• **Provided entries**:
::::::::::

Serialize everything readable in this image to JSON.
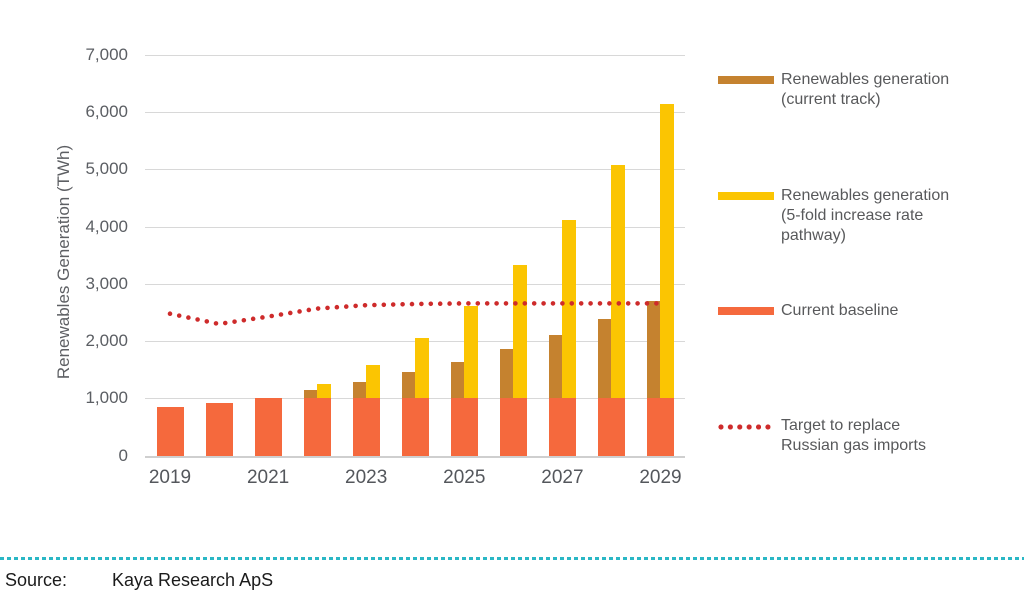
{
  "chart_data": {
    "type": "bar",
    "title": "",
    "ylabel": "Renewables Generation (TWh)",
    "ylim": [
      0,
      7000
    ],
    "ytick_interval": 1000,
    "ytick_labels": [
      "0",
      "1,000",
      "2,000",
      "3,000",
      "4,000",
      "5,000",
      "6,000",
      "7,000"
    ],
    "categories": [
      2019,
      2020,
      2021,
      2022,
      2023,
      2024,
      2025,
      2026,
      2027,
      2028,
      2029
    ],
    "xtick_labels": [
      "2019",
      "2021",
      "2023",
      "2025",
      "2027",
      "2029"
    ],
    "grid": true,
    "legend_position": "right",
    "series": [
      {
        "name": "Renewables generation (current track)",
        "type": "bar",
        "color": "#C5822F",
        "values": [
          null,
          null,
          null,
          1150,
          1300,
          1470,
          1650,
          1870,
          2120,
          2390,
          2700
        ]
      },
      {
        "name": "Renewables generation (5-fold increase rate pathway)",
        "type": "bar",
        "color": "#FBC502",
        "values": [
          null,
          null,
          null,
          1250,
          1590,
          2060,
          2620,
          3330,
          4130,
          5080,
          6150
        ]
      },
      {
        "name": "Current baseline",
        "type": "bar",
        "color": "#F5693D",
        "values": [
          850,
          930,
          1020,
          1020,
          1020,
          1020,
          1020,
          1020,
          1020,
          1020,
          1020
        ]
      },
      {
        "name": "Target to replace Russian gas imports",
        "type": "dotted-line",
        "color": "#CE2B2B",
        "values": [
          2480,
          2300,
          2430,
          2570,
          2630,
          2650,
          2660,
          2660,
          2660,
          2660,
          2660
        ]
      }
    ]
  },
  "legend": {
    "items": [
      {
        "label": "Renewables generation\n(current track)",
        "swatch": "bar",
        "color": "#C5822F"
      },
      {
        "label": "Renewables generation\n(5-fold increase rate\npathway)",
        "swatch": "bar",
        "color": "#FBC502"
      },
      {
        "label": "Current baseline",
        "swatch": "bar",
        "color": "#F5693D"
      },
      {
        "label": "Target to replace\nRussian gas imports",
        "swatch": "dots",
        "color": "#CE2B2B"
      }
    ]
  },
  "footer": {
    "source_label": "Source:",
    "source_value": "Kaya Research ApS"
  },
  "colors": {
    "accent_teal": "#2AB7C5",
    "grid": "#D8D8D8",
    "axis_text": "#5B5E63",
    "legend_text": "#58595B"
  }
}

::::::::::

• **What you should do**:
From the entries above, list each line with "track" in it.

• **Final result**:
        "name": "Renewables generation (current track)",
        "label": "Renewables generation\n(current track)",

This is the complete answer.